=== What the exercise asks ===
Go through the data and copy every line exactly, but not the images.

=== Records for the task ===

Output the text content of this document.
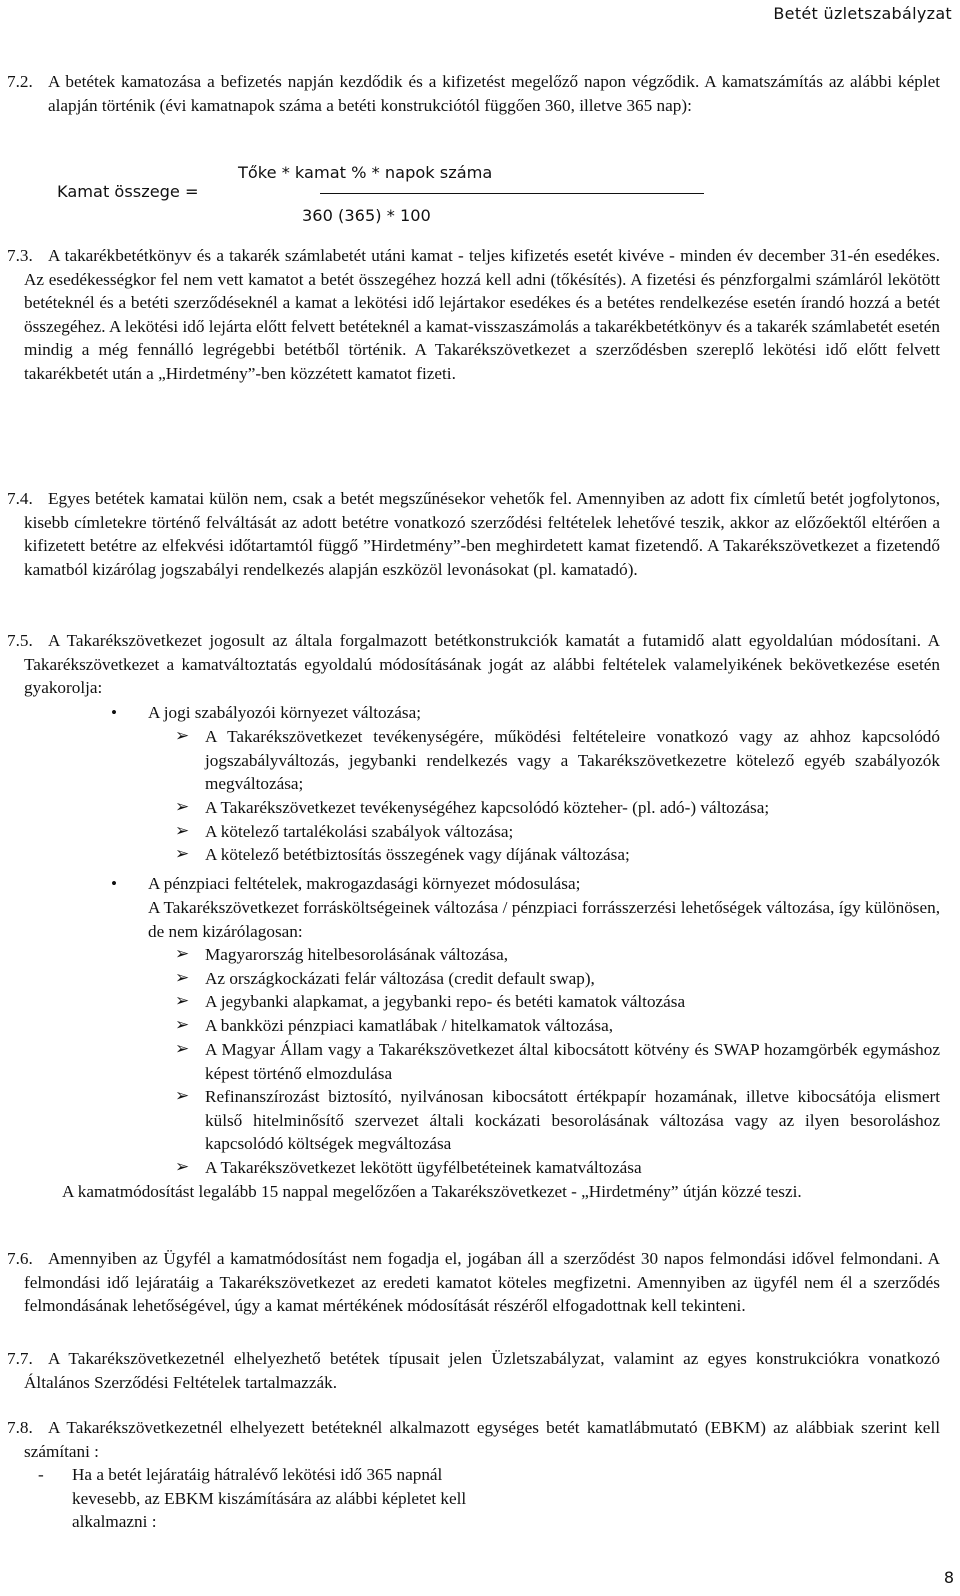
Betét üzletszabályzat
7.2. A betétek kamatozása a befizetés napján kezdődik és a kifizetést megelőző napon végződik. A kamatszámítás az alábbi képlet alapján történik (évi kamatnapok száma a betéti konstrukciótól függően 360, illetve 365 nap):
Kamat összege =
Tőke * kamat % * napok száma
360 (365) * 100
7.3. A takarékbetétkönyv és a takarék számlabetét utáni kamat - teljes kifizetés esetét kivéve - minden év december 31-én esedékes. Az esedékességkor fel nem vett kamatot a betét összegéhez hozzá kell adni (tőkésítés). A fizetési és pénzforgalmi számláról lekötött betéteknél és a betéti szerződéseknél a kamat a lekötési idő lejártakor esedékes és a betétes rendelkezése esetén írandó hozzá a betét összegéhez. A lekötési idő lejárta előtt felvett betéteknél a kamat-visszaszámolás a takarékbetétkönyv és a takarék számlabetét esetén mindig a még fennálló legrégebbi betétből történik. A Takarékszövetkezet a szerződésben szereplő lekötési idő előtt felvett takarékbetét után a „Hirdetmény”-ben közzétett kamatot fizeti.
7.4. Egyes betétek kamatai külön nem, csak a betét megszűnésekor vehetők fel. Amennyiben az adott fix címletű betét jogfolytonos, kisebb címletekre történő felváltását az adott betétre vonatkozó szerződési feltételek lehetővé teszik, akkor az előzőektől eltérően a kifizetett betétre az elfekvési időtartamtól függő ”Hirdetmény”-ben meghirdetett kamat fizetendő. A Takarékszövetkezet a fizetendő kamatból kizárólag jogszabályi rendelkezés alapján eszközöl levonásokat (pl. kamatadó).
7.5. A Takarékszövetkezet jogosult az általa forgalmazott betétkonstrukciók kamatát a futamidő alatt egyoldalúan módosítani. A Takarékszövetkezet a kamatváltoztatás egyoldalú módosításának jogát az alábbi feltételek valamelyikének bekövetkezése esetén gyakorolja:
• A jogi szabályozói környezet változása;
➢ A Takarékszövetkezet tevékenységére, működési feltételeire vonatkozó vagy az ahhoz kapcsolódó jogszabályváltozás, jegybanki rendelkezés vagy a Takarékszövetkezetre kötelező egyéb szabályozók megváltozása;
➢ A Takarékszövetkezet tevékenységéhez kapcsolódó közteher- (pl. adó-) változása;
➢ A kötelező tartalékolási szabályok változása;
➢ A kötelező betétbiztosítás összegének vagy díjának változása;
• A pénzpiaci feltételek, makrogazdasági környezet módosulása;
A Takarékszövetkezet forrásköltségeinek változása / pénzpiaci forrásszerzési lehetőségek változása, így különösen, de nem kizárólagosan:
➢ Magyarország hitelbesorolásának változása,
➢ Az országkockázati felár változása (credit default swap),
➢ A jegybanki alapkamat, a jegybanki repo- és betéti kamatok változása
➢ A bankközi pénzpiaci kamatlábak / hitelkamatok változása,
➢ A Magyar Állam vagy a Takarékszövetkezet által kibocsátott kötvény és SWAP hozamgörbék egymáshoz képest történő elmozdulása
➢ Refinanszírozást biztosító, nyilvánosan kibocsátott értékpapír hozamának, illetve kibocsátója elismert külső hitelminősítő szervezet általi kockázati besorolásának változása vagy az ilyen besoroláshoz kapcsolódó költségek megváltozása
➢ A Takarékszövetkezet lekötött ügyfélbetéteinek kamatváltozása
A kamatmódosítást legalább 15 nappal megelőzően a Takarékszövetkezet - „Hirdetmény” útján közzé teszi.
7.6. Amennyiben az Ügyfél a kamatmódosítást nem fogadja el, jogában áll a szerződést 30 napos felmondási idővel felmondani. A felmondási idő lejáratáig a Takarékszövetkezet az eredeti kamatot köteles megfizetni. Amennyiben az ügyfél nem él a szerződés felmondásának lehetőségével, úgy a kamat mértékének módosítását részéről elfogadottnak kell tekinteni.
7.7. A Takarékszövetkezetnél elhelyezhető betétek típusait jelen Üzletszabályzat, valamint az egyes konstrukciókra vonatkozó Általános Szerződési Feltételek tartalmazzák.
7.8. A Takarékszövetkezetnél elhelyezett betéteknél alkalmazott egységes betét kamatlábmutató (EBKM) az alábbiak szerint kell számítani :
- Ha a betét lejáratáig hátralévő lekötési idő 365 napnál kevesebb, az EBKM kiszámítására az alábbi képletet kell alkalmazni :
8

=== Complete answer ===
Output the text content of this document.
Betét üzletszabályzat
7.2. A betétek kamatozása a befizetés napján kezdődik és a kifizetést megelőző napon végződik. A kamatszámítás az alábbi képlet alapján történik (évi kamatnapok száma a betéti konstrukciótól függően 360, illetve 365 nap):
Kamat összege =
Tőke * kamat % * napok száma
360 (365) * 100
7.3. A takarékbetétkönyv és a takarék számlabetét utáni kamat - teljes kifizetés esetét kivéve - minden év december 31-én esedékes. Az esedékességkor fel nem vett kamatot a betét összegéhez hozzá kell adni (tőkésítés). A fizetési és pénzforgalmi számláról lekötött betéteknél és a betéti szerződéseknél a kamat a lekötési idő lejártakor esedékes és a betétes rendelkezése esetén írandó hozzá a betét összegéhez. A lekötési idő lejárta előtt felvett betéteknél a kamat-visszaszámolás a takarékbetétkönyv és a takarék számlabetét esetén mindig a még fennálló legrégebbi betétből történik. A Takarékszövetkezet a szerződésben szereplő lekötési idő előtt felvett takarékbetét után a „Hirdetmény”-ben közzétett kamatot fizeti.
7.4. Egyes betétek kamatai külön nem, csak a betét megszűnésekor vehetők fel. Amennyiben az adott fix címletű betét jogfolytonos, kisebb címletekre történő felváltását az adott betétre vonatkozó szerződési feltételek lehetővé teszik, akkor az előzőektől eltérően a kifizetett betétre az elfekvési időtartamtól függő ”Hirdetmény”-ben meghirdetett kamat fizetendő. A Takarékszövetkezet a fizetendő kamatból kizárólag jogszabályi rendelkezés alapján eszközöl levonásokat (pl. kamatadó).
7.5. A Takarékszövetkezet jogosult az általa forgalmazott betétkonstrukciók kamatát a futamidő alatt egyoldalúan módosítani. A Takarékszövetkezet a kamatváltoztatás egyoldalú módosításának jogát az alábbi feltételek valamelyikének bekövetkezése esetén gyakorolja:
• A jogi szabályozói környezet változása;
➢ A Takarékszövetkezet tevékenységére, működési feltételeire vonatkozó vagy az ahhoz kapcsolódó jogszabályváltozás, jegybanki rendelkezés vagy a Takarékszövetkezetre kötelező egyéb szabályozók megváltozása;
➢ A Takarékszövetkezet tevékenységéhez kapcsolódó közteher- (pl. adó-) változása;
➢ A kötelező tartalékolási szabályok változása;
➢ A kötelező betétbiztosítás összegének vagy díjának változása;
• A pénzpiaci feltételek, makrogazdasági környezet módosulása;
A Takarékszövetkezet forrásköltségeinek változása / pénzpiaci forrásszerzési lehetőségek változása, így különösen, de nem kizárólagosan:
➢ Magyarország hitelbesorolásának változása,
➢ Az országkockázati felár változása (credit default swap),
➢ A jegybanki alapkamat, a jegybanki repo- és betéti kamatok változása
➢ A bankközi pénzpiaci kamatlábak / hitelkamatok változása,
➢ A Magyar Állam vagy a Takarékszövetkezet által kibocsátott kötvény és SWAP hozamgörbék egymáshoz képest történő elmozdulása
➢ Refinanszírozást biztosító, nyilvánosan kibocsátott értékpapír hozamának, illetve kibocsátója elismert külső hitelminősítő szervezet általi kockázati besorolásának változása vagy az ilyen besoroláshoz kapcsolódó költségek megváltozása
➢ A Takarékszövetkezet lekötött ügyfélbetéteinek kamatváltozása
A kamatmódosítást legalább 15 nappal megelőzően a Takarékszövetkezet - „Hirdetmény” útján közzé teszi.
7.6. Amennyiben az Ügyfél a kamatmódosítást nem fogadja el, jogában áll a szerződést 30 napos felmondási idővel felmondani. A felmondási idő lejáratáig a Takarékszövetkezet az eredeti kamatot köteles megfizetni. Amennyiben az ügyfél nem él a szerződés felmondásának lehetőségével, úgy a kamat mértékének módosítását részéről elfogadottnak kell tekinteni.
7.7. A Takarékszövetkezetnél elhelyezhető betétek típusait jelen Üzletszabályzat, valamint az egyes konstrukciókra vonatkozó Általános Szerződési Feltételek tartalmazzák.
7.8. A Takarékszövetkezetnél elhelyezett betéteknél alkalmazott egységes betét kamatlábmutató (EBKM) az alábbiak szerint kell számítani :
- Ha a betét lejáratáig hátralévő lekötési idő 365 napnál kevesebb, az EBKM kiszámítására az alábbi képletet kell alkalmazni :
8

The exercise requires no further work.